SET PROBLEM → Reproduce everything from "The team was" down to "journal *Nature Astronomy*." in the passage on black hole jets, word for word.

TEXT SECTION →
Astronomers have long been fascinated by the powerful jets emanating from black holes. These jets result from gas and dust being pulled into the black hole’s gravity well, forming an accretion disk that is accelerated to velocities approaching the speed of light. While most of this material slowly accretes onto the black hole’s event horizon, some will spiral away from the poles, creating powerful jets that can be seen many light-years away.
In a recent research study, a team of astrophysicists led by Curtin University used 18 years of high-resolution radio imaging data to study the jets in the Cygnus X-1 system – the first confirmed binary system consisting of a black hole and supergiant star. The images allowed them to measure the immense power of these jets, equivalent to the output of 10,000 Suns. These findings confirm previously held theories on how black holes shape the structure of the Universe.
The team was led by Steve Prabu and James Miller-Jones, an Adjunct Associate Lecturer and a Professor with the International Center for Radio Astronomy Research (ICRAR) at Curtin University. They were joined by researchers from the Institut de Ciències del Cosmos Universitat de Barcelona (ICCUB), the University of Wisconsin-Madison, the University of Lethbridge, and the Institute of Space Science. Their paper, “A jet bent by a stellar wind in the black hole X-ray binary Cygnus X-1,” is published in the journal *Nature Astronomy*.

INFORMATION SUPPLIED →

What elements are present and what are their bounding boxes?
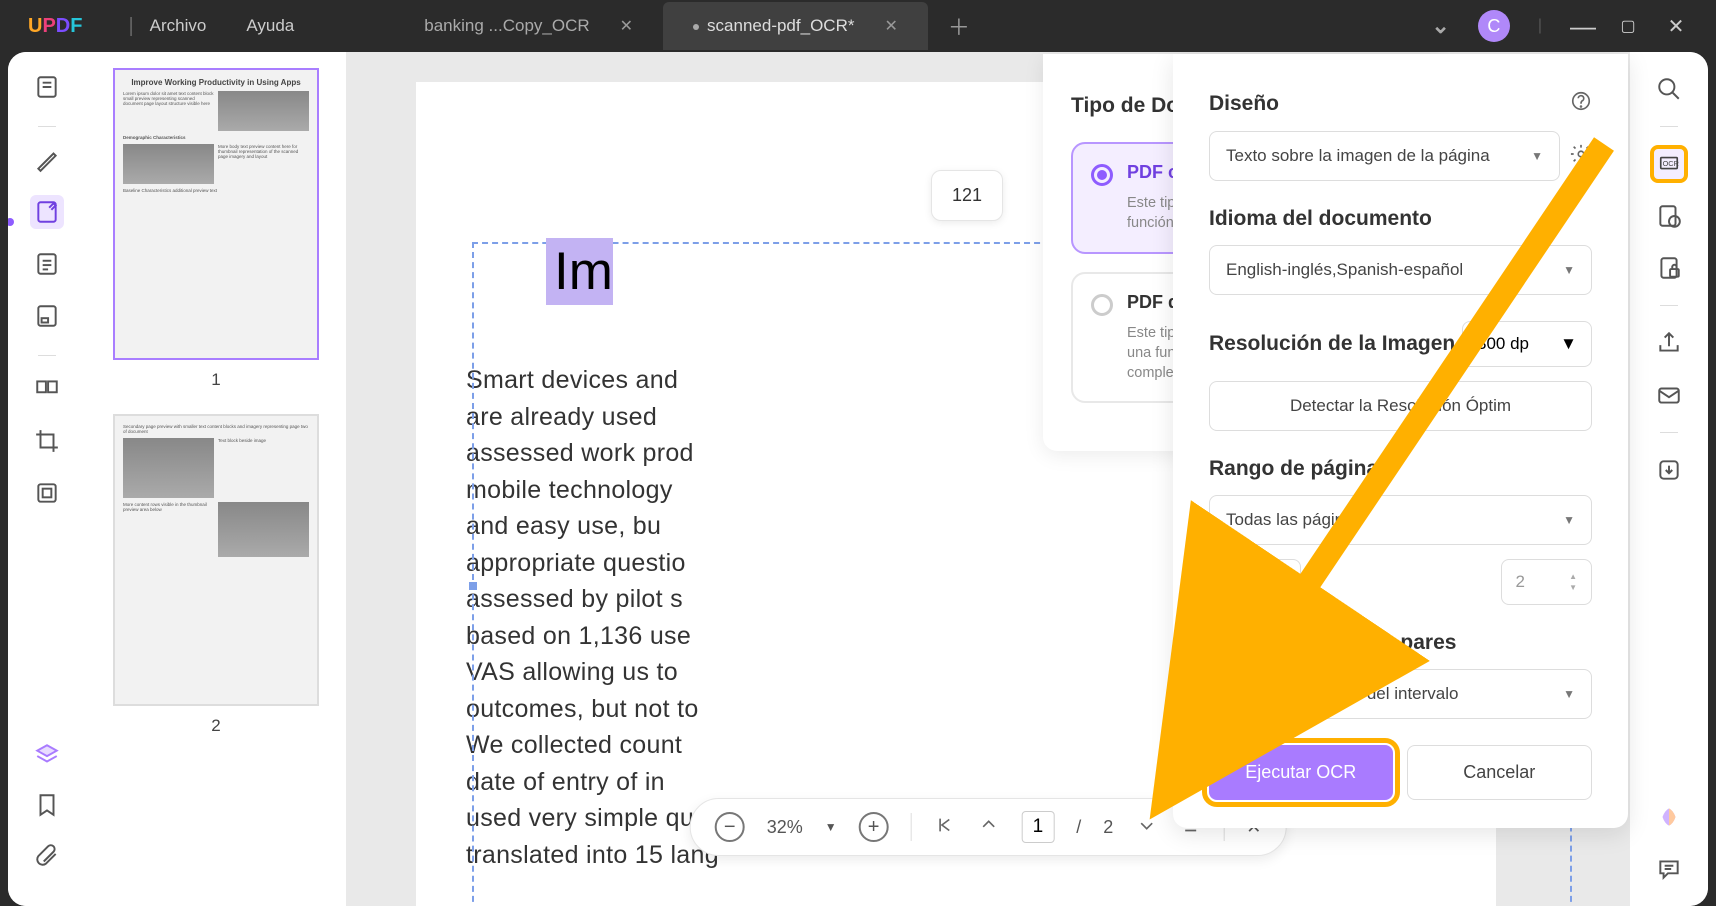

REPLY →
The team was led by Steve Prabu and James Miller-Jones, an Adjunct Associate Lecturer and a Professor with the International Center for Radio Astronomy Research (ICRAR) at Curtin University. They were joined by researchers from the Institut de Ciències del Cosmos Universitat de Barcelona (ICCUB), the University of Wisconsin-Madison, the University of Lethbridge, and the Institute of Space Science. Their paper, “A jet bent by a stellar wind in the black hole X-ray binary Cygnus X-1,” is published in the journal *Nature Astronomy*.